> Do this: Determine how many lines contain the string "name". Reply with that figure and nothing else.

> Stored data:
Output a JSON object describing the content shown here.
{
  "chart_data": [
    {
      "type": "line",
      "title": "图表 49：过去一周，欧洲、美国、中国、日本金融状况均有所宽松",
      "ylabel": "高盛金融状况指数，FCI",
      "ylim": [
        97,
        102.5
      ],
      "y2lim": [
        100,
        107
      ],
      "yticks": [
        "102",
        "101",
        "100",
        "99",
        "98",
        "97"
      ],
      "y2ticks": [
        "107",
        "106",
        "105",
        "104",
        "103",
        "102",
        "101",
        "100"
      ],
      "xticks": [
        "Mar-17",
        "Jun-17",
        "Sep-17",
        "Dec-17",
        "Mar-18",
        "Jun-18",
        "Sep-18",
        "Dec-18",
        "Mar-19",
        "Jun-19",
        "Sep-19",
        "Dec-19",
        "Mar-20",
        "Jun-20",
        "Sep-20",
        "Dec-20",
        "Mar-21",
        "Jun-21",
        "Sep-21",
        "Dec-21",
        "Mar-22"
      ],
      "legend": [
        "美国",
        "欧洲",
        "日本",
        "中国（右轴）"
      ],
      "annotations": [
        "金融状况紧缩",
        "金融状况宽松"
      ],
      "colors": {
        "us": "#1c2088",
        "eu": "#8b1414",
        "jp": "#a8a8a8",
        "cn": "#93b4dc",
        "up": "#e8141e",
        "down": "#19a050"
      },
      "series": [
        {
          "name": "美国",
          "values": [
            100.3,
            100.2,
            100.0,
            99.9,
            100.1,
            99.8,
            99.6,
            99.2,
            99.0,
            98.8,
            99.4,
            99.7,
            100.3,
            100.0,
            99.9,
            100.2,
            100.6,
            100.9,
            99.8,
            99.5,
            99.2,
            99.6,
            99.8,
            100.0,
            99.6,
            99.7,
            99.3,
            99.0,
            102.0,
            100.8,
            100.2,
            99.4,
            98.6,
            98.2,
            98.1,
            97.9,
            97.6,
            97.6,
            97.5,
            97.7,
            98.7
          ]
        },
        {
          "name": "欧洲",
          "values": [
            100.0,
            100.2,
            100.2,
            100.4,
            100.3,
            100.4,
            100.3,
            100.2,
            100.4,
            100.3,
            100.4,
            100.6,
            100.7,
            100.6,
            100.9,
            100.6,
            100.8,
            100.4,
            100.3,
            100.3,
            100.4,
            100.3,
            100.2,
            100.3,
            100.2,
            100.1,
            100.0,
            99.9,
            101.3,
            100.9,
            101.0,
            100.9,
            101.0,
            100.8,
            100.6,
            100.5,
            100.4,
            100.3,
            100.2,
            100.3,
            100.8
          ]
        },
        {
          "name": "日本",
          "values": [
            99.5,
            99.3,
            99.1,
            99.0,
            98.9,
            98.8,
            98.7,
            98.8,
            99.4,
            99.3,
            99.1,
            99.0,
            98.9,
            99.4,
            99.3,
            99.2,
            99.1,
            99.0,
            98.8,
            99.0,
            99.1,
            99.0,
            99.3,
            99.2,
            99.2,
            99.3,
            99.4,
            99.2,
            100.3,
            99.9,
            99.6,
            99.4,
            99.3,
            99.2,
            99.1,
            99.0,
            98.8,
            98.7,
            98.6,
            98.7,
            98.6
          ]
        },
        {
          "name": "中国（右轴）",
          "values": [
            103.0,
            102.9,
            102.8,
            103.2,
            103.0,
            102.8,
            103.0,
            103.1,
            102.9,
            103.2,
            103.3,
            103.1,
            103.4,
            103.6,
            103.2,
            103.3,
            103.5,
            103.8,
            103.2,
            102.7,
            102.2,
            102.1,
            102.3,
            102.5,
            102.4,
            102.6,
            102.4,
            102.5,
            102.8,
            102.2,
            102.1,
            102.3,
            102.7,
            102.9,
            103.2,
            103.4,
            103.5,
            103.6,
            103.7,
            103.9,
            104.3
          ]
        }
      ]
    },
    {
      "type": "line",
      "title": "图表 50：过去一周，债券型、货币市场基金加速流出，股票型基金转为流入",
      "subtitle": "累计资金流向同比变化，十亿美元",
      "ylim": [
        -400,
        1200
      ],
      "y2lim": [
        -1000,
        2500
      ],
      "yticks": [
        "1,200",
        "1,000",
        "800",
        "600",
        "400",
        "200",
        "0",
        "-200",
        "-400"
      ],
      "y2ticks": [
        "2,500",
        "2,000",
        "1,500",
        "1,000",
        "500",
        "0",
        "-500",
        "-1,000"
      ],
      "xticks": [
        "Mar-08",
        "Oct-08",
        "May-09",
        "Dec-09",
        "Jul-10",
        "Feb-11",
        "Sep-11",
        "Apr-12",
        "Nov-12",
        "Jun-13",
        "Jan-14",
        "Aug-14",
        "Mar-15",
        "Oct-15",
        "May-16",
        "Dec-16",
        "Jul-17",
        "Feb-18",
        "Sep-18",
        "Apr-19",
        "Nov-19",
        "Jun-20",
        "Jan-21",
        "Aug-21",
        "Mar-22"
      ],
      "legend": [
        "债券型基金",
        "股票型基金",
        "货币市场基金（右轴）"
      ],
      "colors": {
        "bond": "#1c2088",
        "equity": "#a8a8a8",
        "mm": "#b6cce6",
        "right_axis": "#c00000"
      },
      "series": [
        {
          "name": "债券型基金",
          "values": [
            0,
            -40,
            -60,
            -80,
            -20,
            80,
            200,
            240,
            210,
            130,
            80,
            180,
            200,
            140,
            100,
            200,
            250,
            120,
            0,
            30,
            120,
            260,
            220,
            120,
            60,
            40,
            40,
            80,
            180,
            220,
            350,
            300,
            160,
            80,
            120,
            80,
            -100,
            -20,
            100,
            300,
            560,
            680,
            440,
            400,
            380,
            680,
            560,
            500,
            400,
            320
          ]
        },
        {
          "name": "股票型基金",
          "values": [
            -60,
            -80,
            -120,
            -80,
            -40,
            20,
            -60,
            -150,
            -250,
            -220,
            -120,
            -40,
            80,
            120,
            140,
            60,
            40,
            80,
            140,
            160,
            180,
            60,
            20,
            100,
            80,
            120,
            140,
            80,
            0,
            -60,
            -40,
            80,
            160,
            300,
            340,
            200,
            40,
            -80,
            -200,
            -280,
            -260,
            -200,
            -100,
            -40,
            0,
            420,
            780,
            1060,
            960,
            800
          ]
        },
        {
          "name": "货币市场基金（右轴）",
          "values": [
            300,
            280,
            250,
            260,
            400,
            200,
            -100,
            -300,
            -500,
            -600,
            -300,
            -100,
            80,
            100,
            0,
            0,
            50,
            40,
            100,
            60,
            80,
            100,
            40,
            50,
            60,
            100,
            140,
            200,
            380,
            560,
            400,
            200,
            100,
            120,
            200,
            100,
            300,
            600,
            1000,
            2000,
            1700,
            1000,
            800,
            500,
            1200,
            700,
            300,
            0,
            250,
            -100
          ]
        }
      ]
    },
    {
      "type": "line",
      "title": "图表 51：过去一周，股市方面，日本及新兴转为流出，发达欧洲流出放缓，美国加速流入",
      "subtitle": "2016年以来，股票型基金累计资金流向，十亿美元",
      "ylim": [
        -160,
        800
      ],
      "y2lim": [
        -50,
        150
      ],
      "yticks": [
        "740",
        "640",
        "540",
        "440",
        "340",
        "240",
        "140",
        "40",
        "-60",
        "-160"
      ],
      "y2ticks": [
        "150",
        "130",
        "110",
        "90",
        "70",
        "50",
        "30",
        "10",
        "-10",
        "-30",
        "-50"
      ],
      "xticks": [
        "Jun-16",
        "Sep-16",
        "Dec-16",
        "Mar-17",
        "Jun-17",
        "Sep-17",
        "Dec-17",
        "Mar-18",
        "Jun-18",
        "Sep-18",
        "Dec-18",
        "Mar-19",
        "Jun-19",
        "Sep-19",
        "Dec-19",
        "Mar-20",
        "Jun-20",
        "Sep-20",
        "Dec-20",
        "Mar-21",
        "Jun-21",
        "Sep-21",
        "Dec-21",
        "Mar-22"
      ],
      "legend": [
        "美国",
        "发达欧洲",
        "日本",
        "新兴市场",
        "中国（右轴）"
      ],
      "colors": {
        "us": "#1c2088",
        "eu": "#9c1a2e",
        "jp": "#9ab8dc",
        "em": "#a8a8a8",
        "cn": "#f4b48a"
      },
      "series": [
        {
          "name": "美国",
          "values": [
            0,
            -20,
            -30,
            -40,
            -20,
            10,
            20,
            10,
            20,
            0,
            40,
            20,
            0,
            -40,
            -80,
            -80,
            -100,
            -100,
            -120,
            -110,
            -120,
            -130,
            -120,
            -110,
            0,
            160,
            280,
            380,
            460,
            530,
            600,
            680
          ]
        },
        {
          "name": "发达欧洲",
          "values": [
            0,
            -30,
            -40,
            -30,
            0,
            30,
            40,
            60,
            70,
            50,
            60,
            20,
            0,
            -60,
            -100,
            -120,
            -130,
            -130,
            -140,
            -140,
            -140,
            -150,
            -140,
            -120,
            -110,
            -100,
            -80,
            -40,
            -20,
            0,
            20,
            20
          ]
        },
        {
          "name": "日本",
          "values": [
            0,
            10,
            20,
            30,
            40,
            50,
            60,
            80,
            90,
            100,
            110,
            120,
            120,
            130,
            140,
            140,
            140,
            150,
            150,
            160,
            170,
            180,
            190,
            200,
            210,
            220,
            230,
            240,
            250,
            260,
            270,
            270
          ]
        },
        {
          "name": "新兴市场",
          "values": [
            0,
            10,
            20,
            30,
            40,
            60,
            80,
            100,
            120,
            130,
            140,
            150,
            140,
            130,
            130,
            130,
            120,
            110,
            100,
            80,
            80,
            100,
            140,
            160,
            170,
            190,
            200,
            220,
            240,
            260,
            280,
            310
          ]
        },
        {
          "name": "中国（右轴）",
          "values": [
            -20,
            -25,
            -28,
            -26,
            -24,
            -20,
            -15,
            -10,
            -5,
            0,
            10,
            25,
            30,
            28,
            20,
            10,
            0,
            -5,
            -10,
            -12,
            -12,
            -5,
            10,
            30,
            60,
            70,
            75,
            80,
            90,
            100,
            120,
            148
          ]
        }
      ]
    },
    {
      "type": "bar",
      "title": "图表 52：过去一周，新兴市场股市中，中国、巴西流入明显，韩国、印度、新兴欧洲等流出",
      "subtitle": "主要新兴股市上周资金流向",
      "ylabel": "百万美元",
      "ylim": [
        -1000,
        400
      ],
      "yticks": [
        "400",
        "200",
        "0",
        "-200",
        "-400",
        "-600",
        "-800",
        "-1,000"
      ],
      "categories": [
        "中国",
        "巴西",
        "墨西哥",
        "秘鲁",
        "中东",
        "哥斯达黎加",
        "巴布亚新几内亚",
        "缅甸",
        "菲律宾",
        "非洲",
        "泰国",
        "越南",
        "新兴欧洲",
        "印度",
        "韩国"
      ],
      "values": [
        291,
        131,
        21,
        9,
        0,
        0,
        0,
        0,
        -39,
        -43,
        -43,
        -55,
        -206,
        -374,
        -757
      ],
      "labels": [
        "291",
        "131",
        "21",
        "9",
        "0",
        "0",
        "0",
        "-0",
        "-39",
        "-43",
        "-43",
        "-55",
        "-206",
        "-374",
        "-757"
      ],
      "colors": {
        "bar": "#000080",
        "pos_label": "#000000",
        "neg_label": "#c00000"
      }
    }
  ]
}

> The answer: 12